## Start GIVEN ENTRIES
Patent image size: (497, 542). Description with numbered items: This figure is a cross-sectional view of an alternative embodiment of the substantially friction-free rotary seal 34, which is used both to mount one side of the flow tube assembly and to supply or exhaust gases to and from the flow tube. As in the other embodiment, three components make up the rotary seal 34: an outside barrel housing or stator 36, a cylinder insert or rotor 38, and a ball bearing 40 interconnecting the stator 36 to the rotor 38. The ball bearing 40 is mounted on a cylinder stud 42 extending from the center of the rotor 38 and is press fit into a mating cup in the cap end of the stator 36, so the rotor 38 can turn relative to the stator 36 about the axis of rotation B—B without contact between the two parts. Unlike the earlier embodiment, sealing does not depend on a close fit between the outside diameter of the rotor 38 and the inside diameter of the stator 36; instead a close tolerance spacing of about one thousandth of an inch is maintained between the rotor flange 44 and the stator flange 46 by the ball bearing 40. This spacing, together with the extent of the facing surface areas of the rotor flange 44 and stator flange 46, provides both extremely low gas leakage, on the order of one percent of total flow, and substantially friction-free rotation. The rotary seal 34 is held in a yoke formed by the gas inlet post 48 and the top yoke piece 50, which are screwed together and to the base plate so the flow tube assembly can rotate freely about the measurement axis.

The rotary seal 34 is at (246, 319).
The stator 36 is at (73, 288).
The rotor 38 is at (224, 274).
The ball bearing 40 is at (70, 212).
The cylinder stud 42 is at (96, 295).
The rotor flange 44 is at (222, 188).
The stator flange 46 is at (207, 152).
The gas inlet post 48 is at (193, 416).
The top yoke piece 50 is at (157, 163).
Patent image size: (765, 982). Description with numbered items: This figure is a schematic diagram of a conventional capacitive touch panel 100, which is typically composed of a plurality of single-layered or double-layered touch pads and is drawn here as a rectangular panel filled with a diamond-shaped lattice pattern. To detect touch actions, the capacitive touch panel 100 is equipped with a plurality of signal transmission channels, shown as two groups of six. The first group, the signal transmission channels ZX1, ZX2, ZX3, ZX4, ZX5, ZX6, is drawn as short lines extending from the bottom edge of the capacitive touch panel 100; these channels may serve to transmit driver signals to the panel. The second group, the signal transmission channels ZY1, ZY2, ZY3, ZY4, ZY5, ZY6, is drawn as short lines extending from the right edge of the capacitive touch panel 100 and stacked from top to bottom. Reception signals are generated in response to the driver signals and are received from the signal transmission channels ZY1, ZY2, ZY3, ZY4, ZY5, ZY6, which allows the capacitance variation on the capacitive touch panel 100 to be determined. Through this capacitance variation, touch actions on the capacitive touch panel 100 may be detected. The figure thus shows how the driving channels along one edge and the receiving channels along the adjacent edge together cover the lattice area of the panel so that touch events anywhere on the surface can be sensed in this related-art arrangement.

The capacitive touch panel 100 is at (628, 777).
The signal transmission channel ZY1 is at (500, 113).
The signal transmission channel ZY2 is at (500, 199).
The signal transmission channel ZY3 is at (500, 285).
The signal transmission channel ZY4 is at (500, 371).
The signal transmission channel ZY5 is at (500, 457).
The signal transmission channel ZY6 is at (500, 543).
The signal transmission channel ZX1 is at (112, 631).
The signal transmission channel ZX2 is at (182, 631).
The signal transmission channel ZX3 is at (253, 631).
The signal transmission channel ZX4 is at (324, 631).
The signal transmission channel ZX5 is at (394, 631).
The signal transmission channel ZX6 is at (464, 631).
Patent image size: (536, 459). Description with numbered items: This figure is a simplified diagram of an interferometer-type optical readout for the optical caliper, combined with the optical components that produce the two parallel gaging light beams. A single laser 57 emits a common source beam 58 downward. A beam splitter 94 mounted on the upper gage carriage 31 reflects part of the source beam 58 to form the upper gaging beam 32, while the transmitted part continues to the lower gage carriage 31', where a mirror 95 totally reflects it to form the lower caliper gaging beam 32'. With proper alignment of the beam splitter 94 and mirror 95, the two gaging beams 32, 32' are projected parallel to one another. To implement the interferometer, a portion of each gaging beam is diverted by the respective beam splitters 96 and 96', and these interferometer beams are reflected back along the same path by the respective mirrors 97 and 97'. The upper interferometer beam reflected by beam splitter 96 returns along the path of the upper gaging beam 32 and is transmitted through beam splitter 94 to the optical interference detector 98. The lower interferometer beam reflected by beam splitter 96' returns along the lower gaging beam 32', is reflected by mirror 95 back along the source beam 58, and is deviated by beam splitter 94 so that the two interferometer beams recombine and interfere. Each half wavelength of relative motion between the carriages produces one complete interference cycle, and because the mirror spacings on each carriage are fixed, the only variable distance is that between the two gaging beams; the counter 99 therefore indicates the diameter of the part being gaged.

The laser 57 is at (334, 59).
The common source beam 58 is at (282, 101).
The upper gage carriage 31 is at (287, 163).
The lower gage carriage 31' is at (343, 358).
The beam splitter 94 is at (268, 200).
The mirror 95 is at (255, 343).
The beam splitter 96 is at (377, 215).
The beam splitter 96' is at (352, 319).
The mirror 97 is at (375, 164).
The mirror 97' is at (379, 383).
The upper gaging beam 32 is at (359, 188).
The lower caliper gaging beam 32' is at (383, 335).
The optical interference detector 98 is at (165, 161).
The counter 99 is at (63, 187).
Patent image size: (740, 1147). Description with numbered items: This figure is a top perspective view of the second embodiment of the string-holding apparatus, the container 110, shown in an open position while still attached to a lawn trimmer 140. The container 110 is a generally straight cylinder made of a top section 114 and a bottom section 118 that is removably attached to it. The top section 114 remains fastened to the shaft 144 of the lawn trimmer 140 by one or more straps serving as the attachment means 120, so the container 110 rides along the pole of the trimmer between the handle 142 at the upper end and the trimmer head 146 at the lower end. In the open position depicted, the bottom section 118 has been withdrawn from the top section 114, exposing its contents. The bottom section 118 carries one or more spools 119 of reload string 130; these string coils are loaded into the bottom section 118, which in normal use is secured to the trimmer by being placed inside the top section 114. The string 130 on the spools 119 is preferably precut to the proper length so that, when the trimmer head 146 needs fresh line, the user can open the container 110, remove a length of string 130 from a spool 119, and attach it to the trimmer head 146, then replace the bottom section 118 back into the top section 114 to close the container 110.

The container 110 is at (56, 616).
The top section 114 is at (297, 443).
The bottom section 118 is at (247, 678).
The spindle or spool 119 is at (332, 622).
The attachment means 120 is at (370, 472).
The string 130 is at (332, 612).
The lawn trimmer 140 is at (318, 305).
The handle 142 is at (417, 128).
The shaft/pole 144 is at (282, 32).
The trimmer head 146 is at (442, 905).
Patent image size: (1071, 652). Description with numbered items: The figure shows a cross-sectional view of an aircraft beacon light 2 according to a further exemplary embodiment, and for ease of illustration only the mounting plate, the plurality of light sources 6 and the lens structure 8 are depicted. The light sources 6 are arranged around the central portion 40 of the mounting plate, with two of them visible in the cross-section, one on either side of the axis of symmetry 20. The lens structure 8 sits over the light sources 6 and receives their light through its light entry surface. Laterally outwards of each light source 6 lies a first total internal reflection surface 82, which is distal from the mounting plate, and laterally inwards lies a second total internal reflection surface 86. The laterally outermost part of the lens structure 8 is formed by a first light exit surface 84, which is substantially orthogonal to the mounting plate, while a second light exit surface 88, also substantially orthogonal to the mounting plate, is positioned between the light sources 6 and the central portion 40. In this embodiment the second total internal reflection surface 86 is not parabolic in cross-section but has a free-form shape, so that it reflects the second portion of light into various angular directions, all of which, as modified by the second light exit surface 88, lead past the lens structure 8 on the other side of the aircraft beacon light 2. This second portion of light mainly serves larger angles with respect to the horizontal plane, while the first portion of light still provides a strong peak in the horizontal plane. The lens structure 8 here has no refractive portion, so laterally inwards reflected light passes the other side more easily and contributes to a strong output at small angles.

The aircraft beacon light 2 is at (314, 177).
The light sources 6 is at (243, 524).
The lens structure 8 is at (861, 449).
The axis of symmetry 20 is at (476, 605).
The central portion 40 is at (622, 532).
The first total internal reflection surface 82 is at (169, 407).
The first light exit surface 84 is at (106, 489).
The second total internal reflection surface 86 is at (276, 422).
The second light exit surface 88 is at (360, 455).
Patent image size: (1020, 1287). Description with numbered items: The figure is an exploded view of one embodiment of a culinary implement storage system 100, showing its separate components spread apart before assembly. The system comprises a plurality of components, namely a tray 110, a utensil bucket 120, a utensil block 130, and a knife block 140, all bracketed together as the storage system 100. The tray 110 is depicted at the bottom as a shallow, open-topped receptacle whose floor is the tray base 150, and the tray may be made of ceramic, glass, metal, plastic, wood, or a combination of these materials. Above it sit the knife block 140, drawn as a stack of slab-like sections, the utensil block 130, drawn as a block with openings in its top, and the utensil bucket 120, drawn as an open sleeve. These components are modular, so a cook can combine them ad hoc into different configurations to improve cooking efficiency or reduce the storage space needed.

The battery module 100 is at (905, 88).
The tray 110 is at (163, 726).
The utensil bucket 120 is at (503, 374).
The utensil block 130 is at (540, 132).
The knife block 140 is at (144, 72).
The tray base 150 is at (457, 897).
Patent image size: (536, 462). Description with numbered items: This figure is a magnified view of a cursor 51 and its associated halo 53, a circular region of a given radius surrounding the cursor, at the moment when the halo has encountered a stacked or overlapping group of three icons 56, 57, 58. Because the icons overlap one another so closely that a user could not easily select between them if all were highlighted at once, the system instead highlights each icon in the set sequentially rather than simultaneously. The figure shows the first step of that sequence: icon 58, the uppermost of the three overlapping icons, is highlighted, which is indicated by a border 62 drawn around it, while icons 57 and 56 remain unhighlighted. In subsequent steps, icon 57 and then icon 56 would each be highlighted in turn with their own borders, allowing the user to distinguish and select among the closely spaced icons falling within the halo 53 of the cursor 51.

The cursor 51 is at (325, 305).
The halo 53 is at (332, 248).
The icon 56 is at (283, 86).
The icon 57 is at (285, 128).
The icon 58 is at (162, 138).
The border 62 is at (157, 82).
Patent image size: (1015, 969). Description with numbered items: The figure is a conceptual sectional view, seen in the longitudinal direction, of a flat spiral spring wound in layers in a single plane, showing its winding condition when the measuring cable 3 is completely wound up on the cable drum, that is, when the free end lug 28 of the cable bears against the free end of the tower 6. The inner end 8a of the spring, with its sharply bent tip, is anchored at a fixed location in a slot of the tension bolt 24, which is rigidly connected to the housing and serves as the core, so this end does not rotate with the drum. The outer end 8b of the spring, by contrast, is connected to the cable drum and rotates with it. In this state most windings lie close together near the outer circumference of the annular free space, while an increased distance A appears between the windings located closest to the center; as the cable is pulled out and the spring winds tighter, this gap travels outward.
## End GIVEN ENTRIES
Print everything in the records from the line containing "Patent image size: (1020, 1287)." down to the line containing "The tray base 150 is at (457, 897).", both included, without changing anything.

THE SOLUTION:
Patent image size: (1020, 1287). Description with numbered items: The figure is an exploded view of one embodiment of a culinary implement storage system 100, showing its separate components spread apart before assembly. The system comprises a plurality of components, namely a tray 110, a utensil bucket 120, a utensil block 130, and a knife block 140, all bracketed together as the storage system 100. The tray 110 is depicted at the bottom as a shallow, open-topped receptacle whose floor is the tray base 150, and the tray may be made of ceramic, glass, metal, plastic, wood, or a combination of these materials. Above it sit the knife block 140, drawn as a stack of slab-like sections, the utensil block 130, drawn as a block with openings in its top, and the utensil bucket 120, drawn as an open sleeve. These components are modular, so a cook can combine them ad hoc into different configurations to improve cooking efficiency or reduce the storage space needed.

The battery module 100 is at (905, 88).
The tray 110 is at (163, 726).
The utensil bucket 120 is at (503, 374).
The utensil block 130 is at (540, 132).
The knife block 140 is at (144, 72).
The tray base 150 is at (457, 897).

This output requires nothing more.